(Records contained in a dataset)
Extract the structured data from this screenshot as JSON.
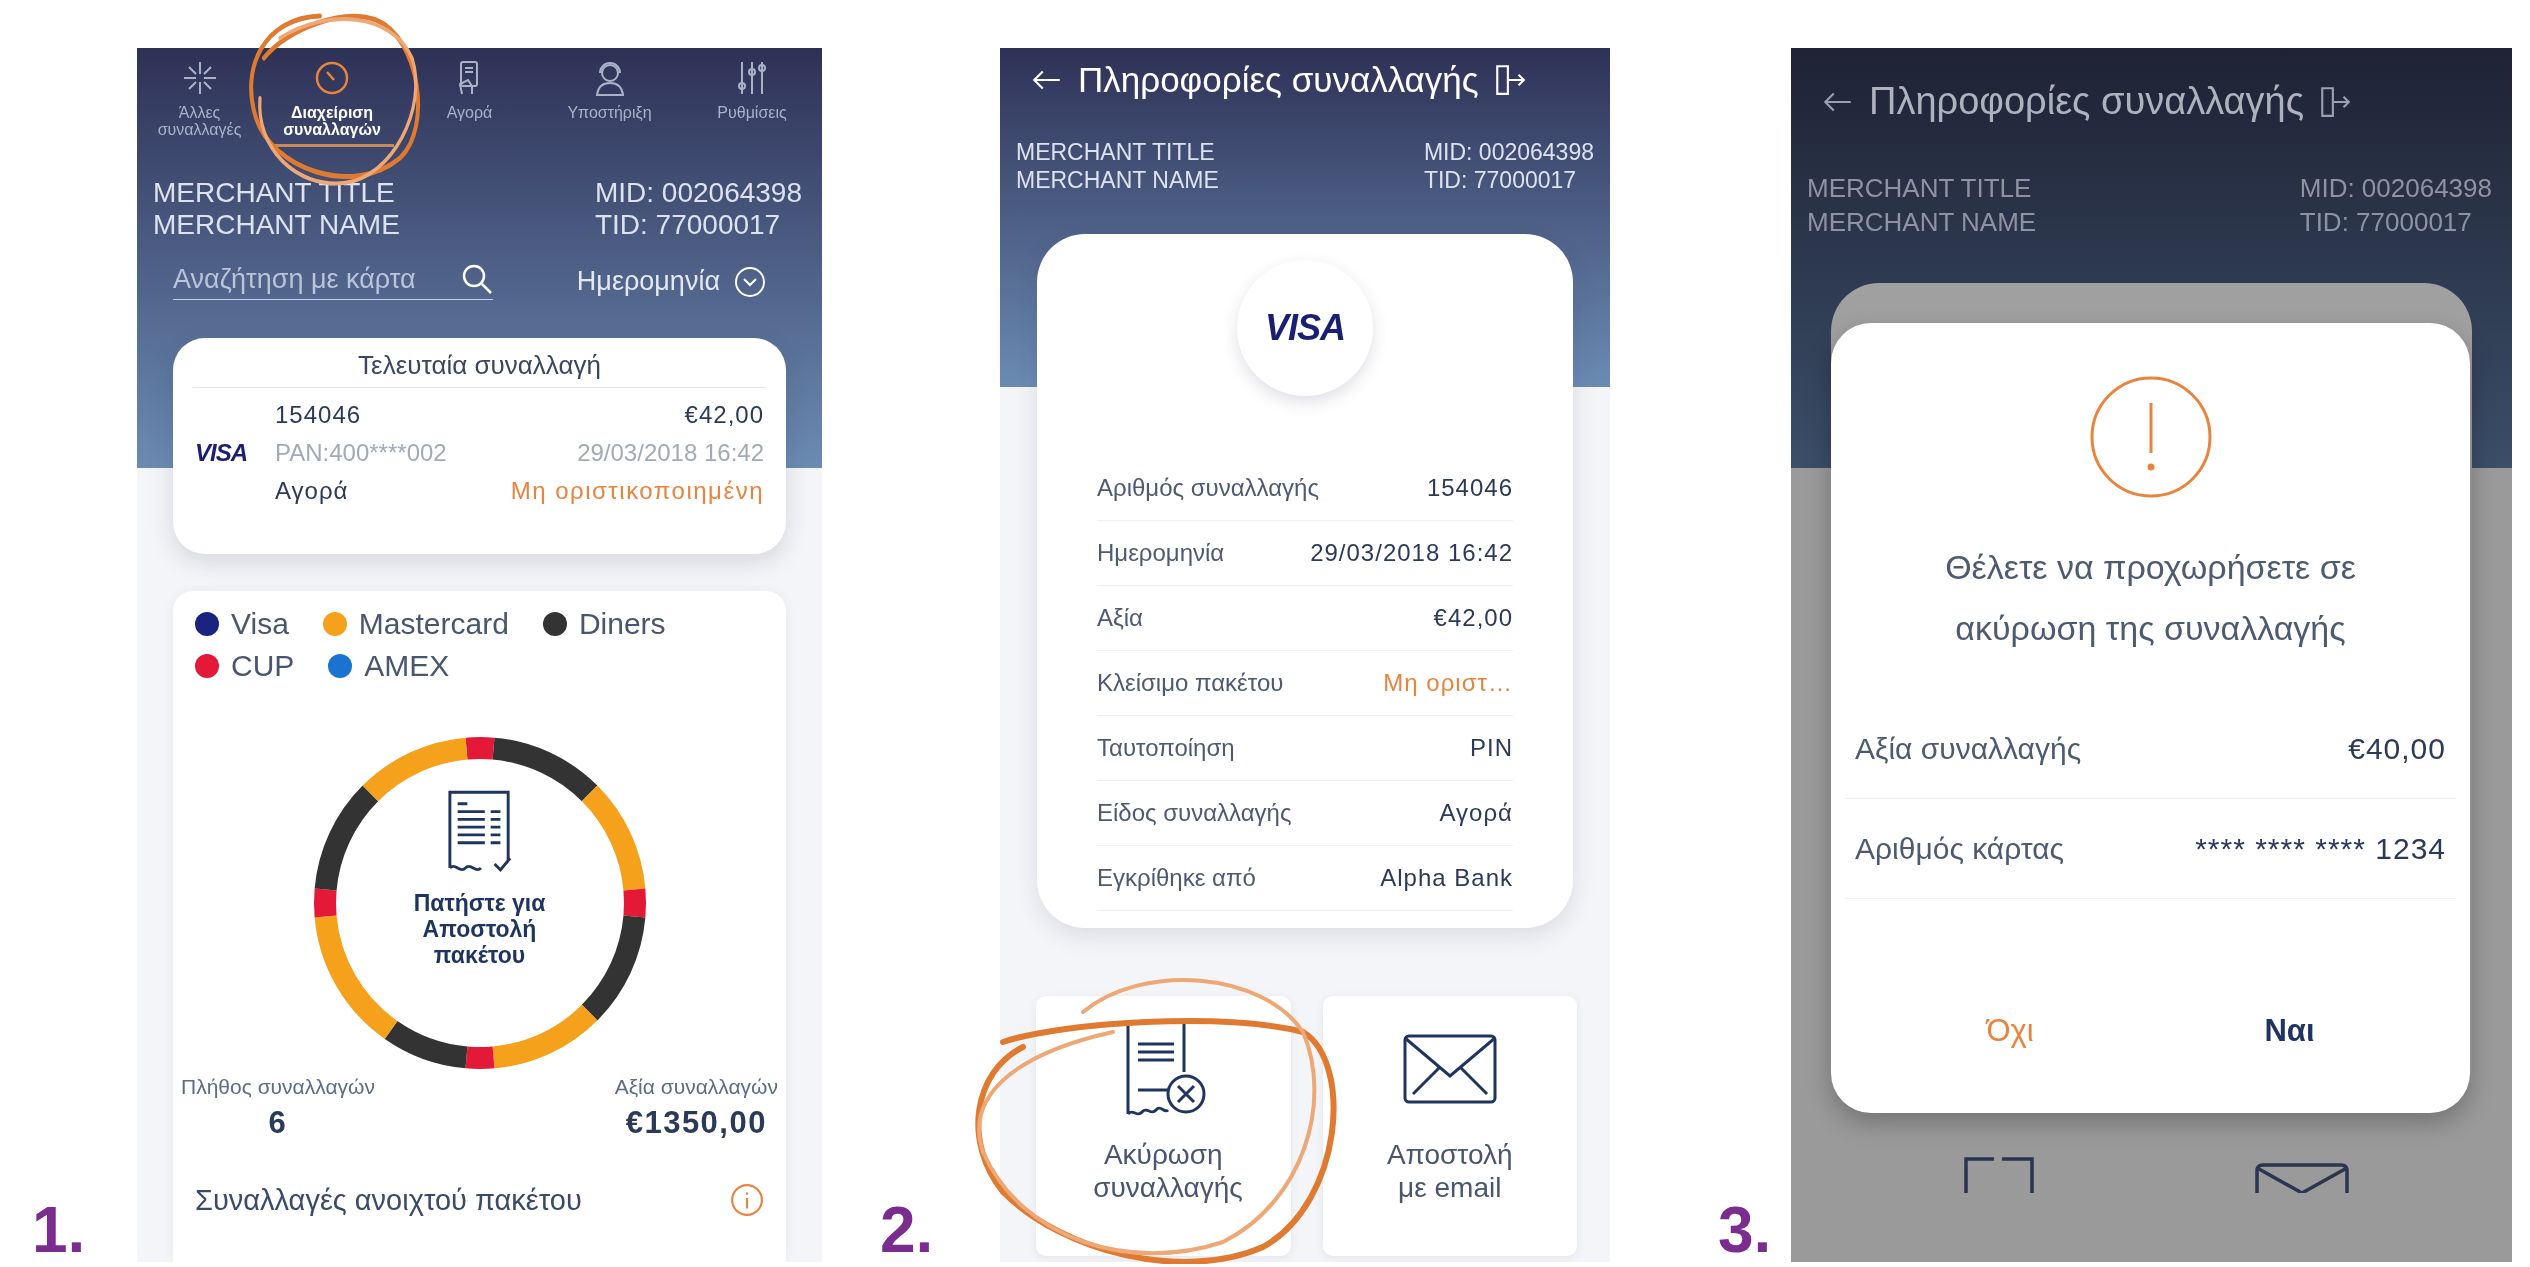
{
  "screen_1": {
    "step_label": "1.",
    "tabs": [
      {
        "label": "Άλλες συναλλαγές",
        "selected": false
      },
      {
        "label": "Διαχείριση συναλλαγών",
        "selected": true
      },
      {
        "label": "Αγορά",
        "selected": false
      },
      {
        "label": "Υποστήριξη",
        "selected": false
      },
      {
        "label": "Ρυθμίσεις",
        "selected": false
      }
    ],
    "merchant": {
      "title": "MERCHANT TITLE",
      "name": "MERCHANT NAME",
      "mid": "MID: 002064398",
      "tid": "TID: 77000017"
    },
    "search": {
      "placeholder": "Αναζήτηση με κάρτα"
    },
    "date_filter": {
      "label": "Ημερομηνία"
    },
    "last_transaction": {
      "title": "Τελευταία συναλλαγή",
      "card_brand": "VISA",
      "number": "154046",
      "amount": "€42,00",
      "pan": "PAN:400****002",
      "datetime": "29/03/2018 16:42",
      "type": "Αγορά",
      "status": "Μη οριστικοποιημένη"
    },
    "legend": [
      {
        "label": "Visa",
        "color": "#1a237e"
      },
      {
        "label": "Mastercard",
        "color": "#f5a11c"
      },
      {
        "label": "Diners",
        "color": "#333333"
      },
      {
        "label": "CUP",
        "color": "#e31937"
      },
      {
        "label": "AMEX",
        "color": "#1a73d1"
      }
    ],
    "send_batch": {
      "label": "Πατήστε για Αποστολή πακέτου"
    },
    "stats": [
      {
        "label": "Πλήθος συναλλαγών",
        "value": "6"
      },
      {
        "label": "Αξία συναλλαγών",
        "value": "€1350,00"
      }
    ],
    "open_batch": {
      "label": "Συναλλαγές ανοιχτού πακέτου"
    }
  },
  "screen_2": {
    "step_label": "2.",
    "title": "Πληροφορίες συναλλαγής",
    "merchant": {
      "title": "MERCHANT TITLE",
      "name": "MERCHANT NAME",
      "mid": "MID: 002064398",
      "tid": "TID: 77000017"
    },
    "card_brand": "VISA",
    "details": [
      {
        "label": "Αριθμός συναλλαγής",
        "value": "154046",
        "highlighted": false
      },
      {
        "label": "Ημερομηνία",
        "value": "29/03/2018 16:42",
        "highlighted": false
      },
      {
        "label": "Αξία",
        "value": "€42,00",
        "highlighted": false
      },
      {
        "label": "Κλείσιμο πακέτου",
        "value": "Μη οριστ…",
        "highlighted": true
      },
      {
        "label": "Ταυτοποίηση",
        "value": "PIN",
        "highlighted": false
      },
      {
        "label": "Είδος συναλλαγής",
        "value": "Αγορά",
        "highlighted": false
      },
      {
        "label": "Εγκρίθηκε από",
        "value": "Alpha Bank",
        "highlighted": false
      }
    ],
    "actions": [
      {
        "label": "Ακύρωση συναλλαγής"
      },
      {
        "label": "Αποστολή με email"
      }
    ]
  },
  "screen_3": {
    "step_label": "3.",
    "title": "Πληροφορίες συναλλαγής",
    "merchant": {
      "title": "MERCHANT TITLE",
      "name": "MERCHANT NAME",
      "mid": "MID: 002064398",
      "tid": "TID: 77000017"
    },
    "dialog": {
      "message": "Θέλετε να προχωρήσετε σε ακύρωση της συναλλαγής",
      "rows": [
        {
          "label": "Αξία συναλλαγής",
          "value": "€40,00"
        },
        {
          "label": "Αριθμός κάρτας",
          "value": "**** **** **** 1234"
        }
      ],
      "buttons": [
        {
          "label": "Όχι",
          "kind": "cancel"
        },
        {
          "label": "Ναι",
          "kind": "confirm"
        }
      ]
    }
  }
}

◆ **JOB**:
Leave out the pictures and copy everything else in the records word for word.

◆ **EXERCISE ANSWER**:
Extract the structured data from this screenshot as JSON.
{
  "screen_1": {
    "step_label": "1.",
    "tabs": [
      {
        "label": "Άλλες συναλλαγές",
        "selected": false
      },
      {
        "label": "Διαχείριση συναλλαγών",
        "selected": true
      },
      {
        "label": "Αγορά",
        "selected": false
      },
      {
        "label": "Υποστήριξη",
        "selected": false
      },
      {
        "label": "Ρυθμίσεις",
        "selected": false
      }
    ],
    "merchant": {
      "title": "MERCHANT TITLE",
      "name": "MERCHANT NAME",
      "mid": "MID: 002064398",
      "tid": "TID: 77000017"
    },
    "search": {
      "placeholder": "Αναζήτηση με κάρτα"
    },
    "date_filter": {
      "label": "Ημερομηνία"
    },
    "last_transaction": {
      "title": "Τελευταία συναλλαγή",
      "card_brand": "VISA",
      "number": "154046",
      "amount": "€42,00",
      "pan": "PAN:400****002",
      "datetime": "29/03/2018 16:42",
      "type": "Αγορά",
      "status": "Μη οριστικοποιημένη"
    },
    "legend": [
      {
        "label": "Visa",
        "color": "#1a237e"
      },
      {
        "label": "Mastercard",
        "color": "#f5a11c"
      },
      {
        "label": "Diners",
        "color": "#333333"
      },
      {
        "label": "CUP",
        "color": "#e31937"
      },
      {
        "label": "AMEX",
        "color": "#1a73d1"
      }
    ],
    "send_batch": {
      "label": "Πατήστε για Αποστολή πακέτου"
    },
    "stats": [
      {
        "label": "Πλήθος συναλλαγών",
        "value": "6"
      },
      {
        "label": "Αξία συναλλαγών",
        "value": "€1350,00"
      }
    ],
    "open_batch": {
      "label": "Συναλλαγές ανοιχτού πακέτου"
    }
  },
  "screen_2": {
    "step_label": "2.",
    "title": "Πληροφορίες συναλλαγής",
    "merchant": {
      "title": "MERCHANT TITLE",
      "name": "MERCHANT NAME",
      "mid": "MID: 002064398",
      "tid": "TID: 77000017"
    },
    "card_brand": "VISA",
    "details": [
      {
        "label": "Αριθμός συναλλαγής",
        "value": "154046",
        "highlighted": false
      },
      {
        "label": "Ημερομηνία",
        "value": "29/03/2018 16:42",
        "highlighted": false
      },
      {
        "label": "Αξία",
        "value": "€42,00",
        "highlighted": false
      },
      {
        "label": "Κλείσιμο πακέτου",
        "value": "Μη οριστ…",
        "highlighted": true
      },
      {
        "label": "Ταυτοποίηση",
        "value": "PIN",
        "highlighted": false
      },
      {
        "label": "Είδος συναλλαγής",
        "value": "Αγορά",
        "highlighted": false
      },
      {
        "label": "Εγκρίθηκε από",
        "value": "Alpha Bank",
        "highlighted": false
      }
    ],
    "actions": [
      {
        "label": "Ακύρωση συναλλαγής"
      },
      {
        "label": "Αποστολή με email"
      }
    ]
  },
  "screen_3": {
    "step_label": "3.",
    "title": "Πληροφορίες συναλλαγής",
    "merchant": {
      "title": "MERCHANT TITLE",
      "name": "MERCHANT NAME",
      "mid": "MID: 002064398",
      "tid": "TID: 77000017"
    },
    "dialog": {
      "message": "Θέλετε να προχωρήσετε σε ακύρωση της συναλλαγής",
      "rows": [
        {
          "label": "Αξία συναλλαγής",
          "value": "€40,00"
        },
        {
          "label": "Αριθμός κάρτας",
          "value": "**** **** **** 1234"
        }
      ],
      "buttons": [
        {
          "label": "Όχι",
          "kind": "cancel"
        },
        {
          "label": "Ναι",
          "kind": "confirm"
        }
      ]
    }
  }
}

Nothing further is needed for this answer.